[Start of EXTRACT TO READ]
# [Fri 14th Mar 2014] REEL NEWS FUNKY FOLK NIGHT (London)



## avenginangel (Mar 4, 2014)

Reel News present our favourite bands and our favourite dj in our favourite South London pub! Join us for a great night out.

LIVE ACTS:

THE NO FRILLS BAND
The South London Press recently described The No Frills Band as ‘ramshackle folksy Brixtonites’. They play folk and country tunes from all over the world, on a great variety of instruments, usually at breakneck speed. Website Urban 75 have described them as ‘the best thing about living in Brixton’ and we wouldn’t want to argue with that!
Listen here: http://thenofrillsband.co.uk/listen-and-watch/

JOLI BLON
UK Cajun favourites Joli Blon, feature accordion player Lucy Vines + fiddler Fliss Premru. Put on your dancing shoes for classic Lousiana two-steps and waltzes - this band are made to make you move!
[End of EXTRACT TO READ]
[Start of SUPPLIED DATA]
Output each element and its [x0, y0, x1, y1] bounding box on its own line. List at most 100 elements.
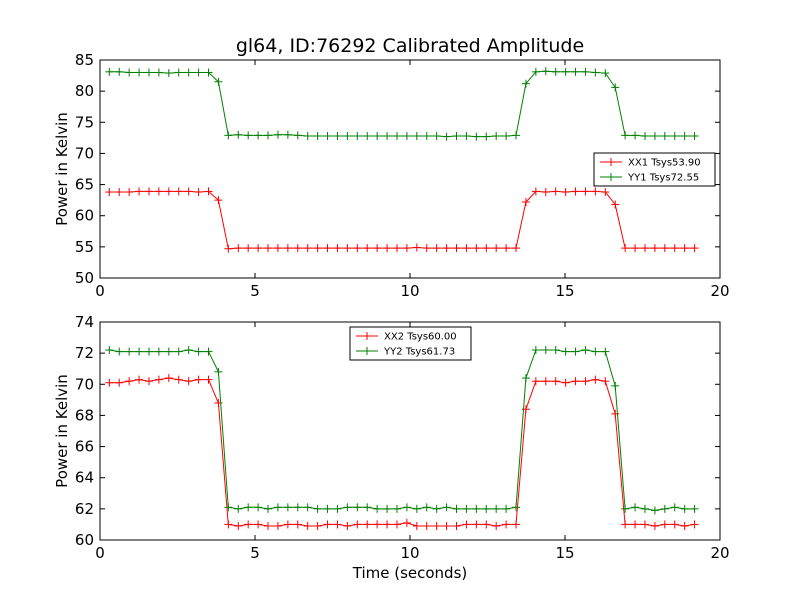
[End of SUPPLIED DATA]
- WHAT IS ASKED
- A) For each statement, say whether it agrees with the Funky Folk Night post above. Answer yes or no, and quote the exact words from the post that decide it.
(i) The South London Press called The No Frills Band "ramshackle folksy Brixtonites."
(ii) Fliss Premru is the accordion player in Joli Blon.
(iii) The No Frills Band plays tunes only from the British Isles.
- B) Continue the Funky Folk Night post above, starting right after its final sentence.

- ANSWERS TO EACH TASK
- A)
(i) Yes: "The South London Press recently described The No Frills Band as ‘ramshackle folksy Brixtonites’."
(ii) No: "feature accordion player Lucy Vines + fiddler Fliss Premru"
(iii) No: "They play folk and country tunes from all over the world"

- B)
Listen here: 

THE BRIXTON 49ers
The 49ers use strumming mandolin, banjo, fiddle and steel guitar to blend an eclectic range of covers that stretches from Kylie to The Only Ones, from Billy Bragg to Dawn Penn and from Mississippi John Hurt to Leadbelly… Reel News favourites, because they’re always fun!
Listen here: http://www.reverbnation.com/thebrixton49ers/song/17265639-jungle-lullaby

DJ PRINCE JIMMY was so popular at our last party that we were really pleased he agreed to come back to play another set of classic roots and dub reggae to keep you all moving until late into the night.

This is a benefit for Reel News. Suggested donation £3 unwaged £6 waged - or more if you can!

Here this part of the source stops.